══ GIVEN DATA ══
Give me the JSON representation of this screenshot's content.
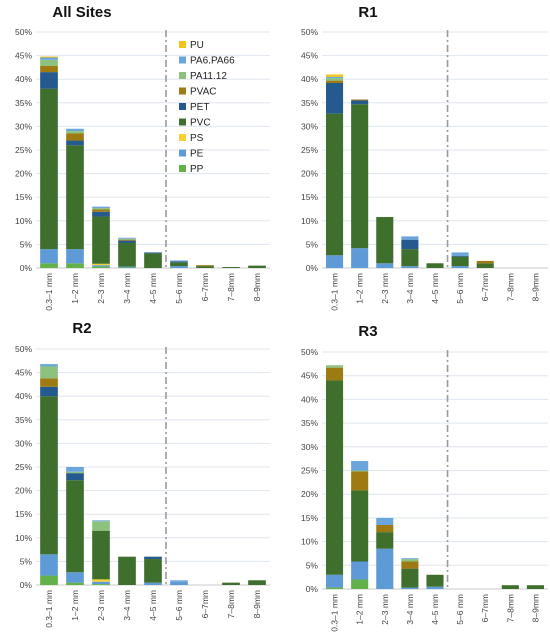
{
  "colors": {
    "PU": "#f2c418",
    "PA6.PA66": "#6aa6dc",
    "PA11.12": "#8cc27e",
    "PVAC": "#9e7a12",
    "PET": "#245a8d",
    "PVC": "#3f6f2c",
    "PS": "#f5d230",
    "PE": "#5e9bd6",
    "PP": "#63b14a",
    "grid": "#dfe6ee",
    "axis": "#c8c8c8",
    "divider": "#9a9a9a",
    "text": "#444444"
  },
  "legend": [
    "PU",
    "PA6.PA66",
    "PA11.12",
    "PVAC",
    "PET",
    "PVC",
    "PS",
    "PE",
    "PP"
  ],
  "chart_data": [
    {
      "type": "bar",
      "stacked": true,
      "title": "All Sites",
      "categories": [
        "0.3–1 mm",
        "1–2 mm",
        "2–3 mm",
        "3–4 mm",
        "4–5 mm",
        "5–6 mm",
        "6–7mm",
        "7–8mm",
        "8–9mm"
      ],
      "yticks": [
        "0%",
        "5%",
        "10%",
        "15%",
        "20%",
        "25%",
        "30%",
        "35%",
        "40%",
        "45%",
        "50%"
      ],
      "ylim": [
        0,
        50
      ],
      "divider_after_category": 4,
      "legend_position": "right",
      "series": [
        {
          "name": "PP",
          "values": [
            1.0,
            1.0,
            0.3,
            0.1,
            0.0,
            0.0,
            0.0,
            0.0,
            0.0
          ]
        },
        {
          "name": "PE",
          "values": [
            3.0,
            3.0,
            0.3,
            0.2,
            0.0,
            0.4,
            0.0,
            0.0,
            0.0
          ]
        },
        {
          "name": "PS",
          "values": [
            0.0,
            0.0,
            0.3,
            0.0,
            0.0,
            0.0,
            0.0,
            0.0,
            0.0
          ]
        },
        {
          "name": "PVC",
          "values": [
            34.0,
            22.0,
            10.0,
            5.0,
            3.1,
            0.8,
            0.4,
            0.2,
            0.5
          ]
        },
        {
          "name": "PET",
          "values": [
            3.5,
            1.0,
            1.0,
            0.5,
            0.2,
            0.2,
            0.0,
            0.0,
            0.0
          ]
        },
        {
          "name": "PVAC",
          "values": [
            1.3,
            1.5,
            0.5,
            0.2,
            0.0,
            0.0,
            0.2,
            0.0,
            0.0
          ]
        },
        {
          "name": "PA11.12",
          "values": [
            1.3,
            0.5,
            0.3,
            0.2,
            0.0,
            0.0,
            0.0,
            0.0,
            0.0
          ]
        },
        {
          "name": "PA6.PA66",
          "values": [
            0.5,
            0.5,
            0.3,
            0.2,
            0.0,
            0.2,
            0.0,
            0.0,
            0.0
          ]
        },
        {
          "name": "PU",
          "values": [
            0.2,
            0.0,
            0.0,
            0.0,
            0.0,
            0.0,
            0.0,
            0.0,
            0.0
          ]
        }
      ]
    },
    {
      "type": "bar",
      "stacked": true,
      "title": "R1",
      "categories": [
        "0.3–1 mm",
        "1–2 mm",
        "2–3 mm",
        "3–4 mm",
        "4–5 mm",
        "5–6 mm",
        "6–7mm",
        "7–8mm",
        "8–9mm"
      ],
      "yticks": [
        "0%",
        "5%",
        "10%",
        "15%",
        "20%",
        "25%",
        "30%",
        "35%",
        "40%",
        "45%",
        "50%"
      ],
      "ylim": [
        0,
        50
      ],
      "divider_after_category": 4,
      "series": [
        {
          "name": "PP",
          "values": [
            0.0,
            0.0,
            0.0,
            0.0,
            0.0,
            0.0,
            0.0,
            0.0,
            0.0
          ]
        },
        {
          "name": "PE",
          "values": [
            2.7,
            4.2,
            1.0,
            0.4,
            0.0,
            0.4,
            0.0,
            0.0,
            0.0
          ]
        },
        {
          "name": "PS",
          "values": [
            0.0,
            0.0,
            0.0,
            0.0,
            0.0,
            0.0,
            0.0,
            0.0,
            0.0
          ]
        },
        {
          "name": "PVC",
          "values": [
            30.0,
            30.5,
            9.8,
            3.6,
            1.0,
            2.0,
            1.0,
            0.0,
            0.0
          ]
        },
        {
          "name": "PET",
          "values": [
            6.5,
            0.8,
            0.0,
            2.0,
            0.0,
            0.2,
            0.0,
            0.0,
            0.0
          ]
        },
        {
          "name": "PVAC",
          "values": [
            0.5,
            0.2,
            0.0,
            0.0,
            0.0,
            0.0,
            0.5,
            0.0,
            0.0
          ]
        },
        {
          "name": "PA11.12",
          "values": [
            0.5,
            0.0,
            0.0,
            0.0,
            0.0,
            0.0,
            0.0,
            0.0,
            0.0
          ]
        },
        {
          "name": "PA6.PA66",
          "values": [
            0.3,
            0.0,
            0.0,
            0.7,
            0.0,
            0.7,
            0.0,
            0.0,
            0.0
          ]
        },
        {
          "name": "PU",
          "values": [
            0.5,
            0.0,
            0.0,
            0.0,
            0.0,
            0.0,
            0.0,
            0.0,
            0.0
          ]
        }
      ]
    },
    {
      "type": "bar",
      "stacked": true,
      "title": "R2",
      "categories": [
        "0.3–1 mm",
        "1–2 mm",
        "2–3 mm",
        "3–4 mm",
        "4–5 mm",
        "5–6 mm",
        "6–7mm",
        "7–8mm",
        "8–9mm"
      ],
      "yticks": [
        "0%",
        "5%",
        "10%",
        "15%",
        "20%",
        "25%",
        "30%",
        "35%",
        "40%",
        "45%",
        "50%"
      ],
      "ylim": [
        0,
        50
      ],
      "divider_after_category": 4,
      "series": [
        {
          "name": "PP",
          "values": [
            2.0,
            0.5,
            0.2,
            0.0,
            0.0,
            0.0,
            0.0,
            0.0,
            0.0
          ]
        },
        {
          "name": "PE",
          "values": [
            4.5,
            2.2,
            0.5,
            0.0,
            0.5,
            0.7,
            0.0,
            0.0,
            0.0
          ]
        },
        {
          "name": "PS",
          "values": [
            0.0,
            0.0,
            0.5,
            0.0,
            0.0,
            0.0,
            0.0,
            0.0,
            0.0
          ]
        },
        {
          "name": "PVC",
          "values": [
            33.5,
            19.5,
            10.3,
            6.0,
            5.0,
            0.0,
            0.0,
            0.5,
            1.0
          ]
        },
        {
          "name": "PET",
          "values": [
            2.0,
            1.5,
            0.0,
            0.0,
            0.5,
            0.0,
            0.0,
            0.0,
            0.0
          ]
        },
        {
          "name": "PVAC",
          "values": [
            1.8,
            0.0,
            0.0,
            0.0,
            0.0,
            0.0,
            0.0,
            0.0,
            0.0
          ]
        },
        {
          "name": "PA11.12",
          "values": [
            2.5,
            0.3,
            2.0,
            0.0,
            0.0,
            0.0,
            0.0,
            0.0,
            0.0
          ]
        },
        {
          "name": "PA6.PA66",
          "values": [
            0.5,
            1.0,
            0.2,
            0.0,
            0.0,
            0.3,
            0.0,
            0.0,
            0.0
          ]
        },
        {
          "name": "PU",
          "values": [
            0.0,
            0.0,
            0.0,
            0.0,
            0.0,
            0.0,
            0.0,
            0.0,
            0.0
          ]
        }
      ]
    },
    {
      "type": "bar",
      "stacked": true,
      "title": "R3",
      "categories": [
        "0.3–1 mm",
        "1–2 mm",
        "2–3 mm",
        "3–4 mm",
        "4–5 mm",
        "5–6 mm",
        "6–7mm",
        "7–8mm",
        "8–9mm"
      ],
      "yticks": [
        "0%",
        "5%",
        "10%",
        "15%",
        "20%",
        "25%",
        "30%",
        "35%",
        "40%",
        "45%",
        "50%"
      ],
      "ylim": [
        0,
        50
      ],
      "divider_after_category": 4,
      "series": [
        {
          "name": "PP",
          "values": [
            0.3,
            2.0,
            0.0,
            0.0,
            0.0,
            0.0,
            0.0,
            0.0,
            0.0
          ]
        },
        {
          "name": "PE",
          "values": [
            2.7,
            3.8,
            8.5,
            0.3,
            0.5,
            0.0,
            0.0,
            0.0,
            0.0
          ]
        },
        {
          "name": "PS",
          "values": [
            0.0,
            0.0,
            0.0,
            0.0,
            0.0,
            0.0,
            0.0,
            0.0,
            0.0
          ]
        },
        {
          "name": "PVC",
          "values": [
            41.0,
            15.0,
            3.5,
            4.0,
            2.5,
            0.0,
            0.0,
            0.8,
            0.8
          ]
        },
        {
          "name": "PET",
          "values": [
            0.0,
            0.0,
            0.0,
            0.0,
            0.0,
            0.0,
            0.0,
            0.0,
            0.0
          ]
        },
        {
          "name": "PVAC",
          "values": [
            2.7,
            4.0,
            1.5,
            1.5,
            0.0,
            0.0,
            0.0,
            0.0,
            0.0
          ]
        },
        {
          "name": "PA11.12",
          "values": [
            0.5,
            0.2,
            0.0,
            0.5,
            0.0,
            0.0,
            0.0,
            0.0,
            0.0
          ]
        },
        {
          "name": "PA6.PA66",
          "values": [
            0.0,
            2.0,
            1.5,
            0.2,
            0.0,
            0.0,
            0.0,
            0.0,
            0.0
          ]
        },
        {
          "name": "PU",
          "values": [
            0.0,
            0.0,
            0.0,
            0.0,
            0.0,
            0.0,
            0.0,
            0.0,
            0.0
          ]
        }
      ]
    }
  ]
}
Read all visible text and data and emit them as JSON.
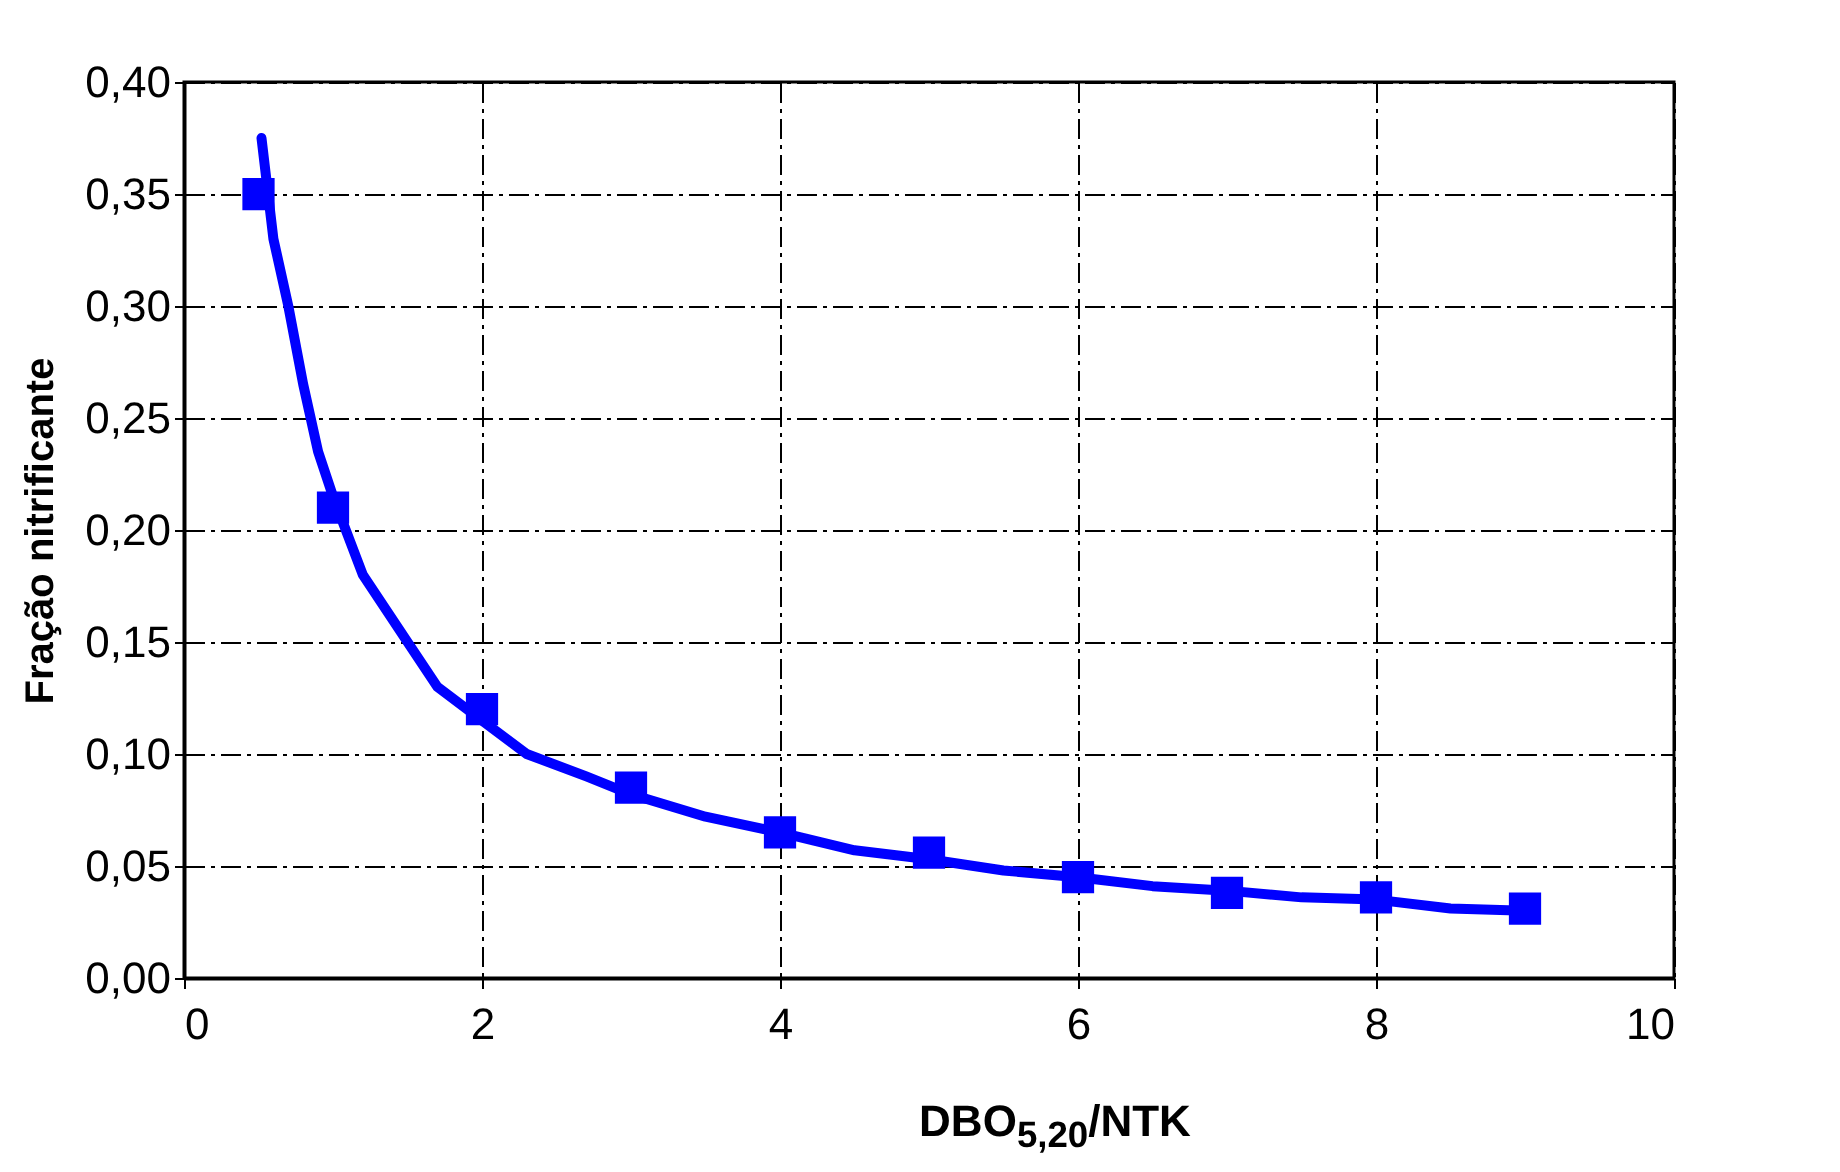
{
  "chart_data": {
    "type": "scatter",
    "xlabel": "DBO$_{5,20}$/NTK",
    "ylabel": "Fração nitrificante",
    "xlim": [
      0,
      10
    ],
    "xticks": [
      0,
      2,
      4,
      6,
      8,
      10
    ],
    "ylim": [
      0,
      0.4
    ],
    "yticks": [
      {
        "value": 0,
        "label": "0,00"
      },
      {
        "value": 0.05,
        "label": "0,05"
      },
      {
        "value": 0.1,
        "label": "0,10"
      },
      {
        "value": 0.15,
        "label": "0,15"
      },
      {
        "value": 0.2,
        "label": "0,20"
      },
      {
        "value": 0.25,
        "label": "0,25"
      },
      {
        "value": 0.3,
        "label": "0,30"
      },
      {
        "value": 0.35,
        "label": "0,35"
      },
      {
        "value": 0.4,
        "label": "0,40"
      }
    ],
    "grid": true,
    "series": [
      {
        "type": "line",
        "color": "#0000ff",
        "marker": "none",
        "line_style": "solid",
        "x": [
          0.52,
          0.6,
          0.7,
          0.8,
          0.9,
          1.0,
          1.2,
          1.5,
          1.7,
          2.0,
          2.3,
          2.7,
          3.0,
          3.5,
          4.0,
          4.5,
          5.0,
          5.5,
          6.0,
          6.5,
          7.0,
          7.5,
          8.0,
          8.5,
          9.0
        ],
        "values": [
          0.375,
          0.33,
          0.3,
          0.265,
          0.235,
          0.215,
          0.18,
          0.15,
          0.13,
          0.115,
          0.1,
          0.09,
          0.082,
          0.072,
          0.065,
          0.057,
          0.053,
          0.048,
          0.045,
          0.041,
          0.039,
          0.036,
          0.035,
          0.031,
          0.03
        ]
      },
      {
        "color": "#0000ff",
        "marker": "square",
        "x": [
          0.5,
          1,
          2,
          3,
          4,
          5,
          6,
          7,
          8,
          9
        ],
        "values": [
          0.35,
          0.21,
          0.12,
          0.085,
          0.065,
          0.056,
          0.045,
          0.038,
          0.036,
          0.031
        ]
      }
    ]
  }
}
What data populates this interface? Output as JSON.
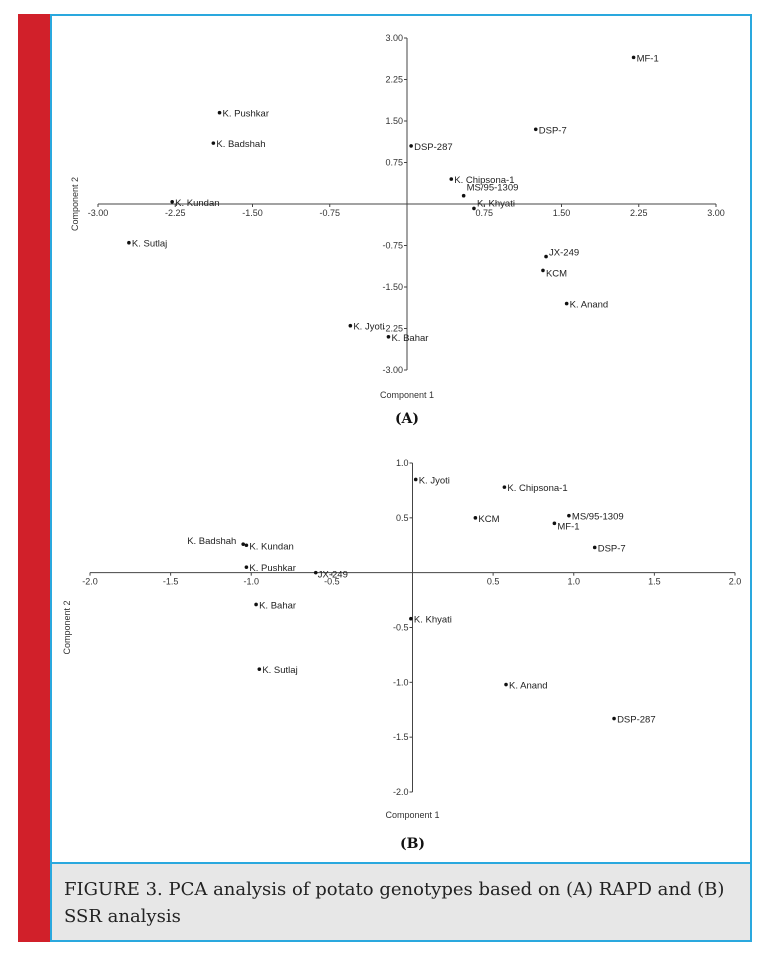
═══
**SHORT PROBLEM**
From the entries above, copy every line that holds the word "title".

**RESULT OF THIS TASK**
      "title": "All Sites",
      "title": "R1",
      "title": "R2",
      "title": "R3",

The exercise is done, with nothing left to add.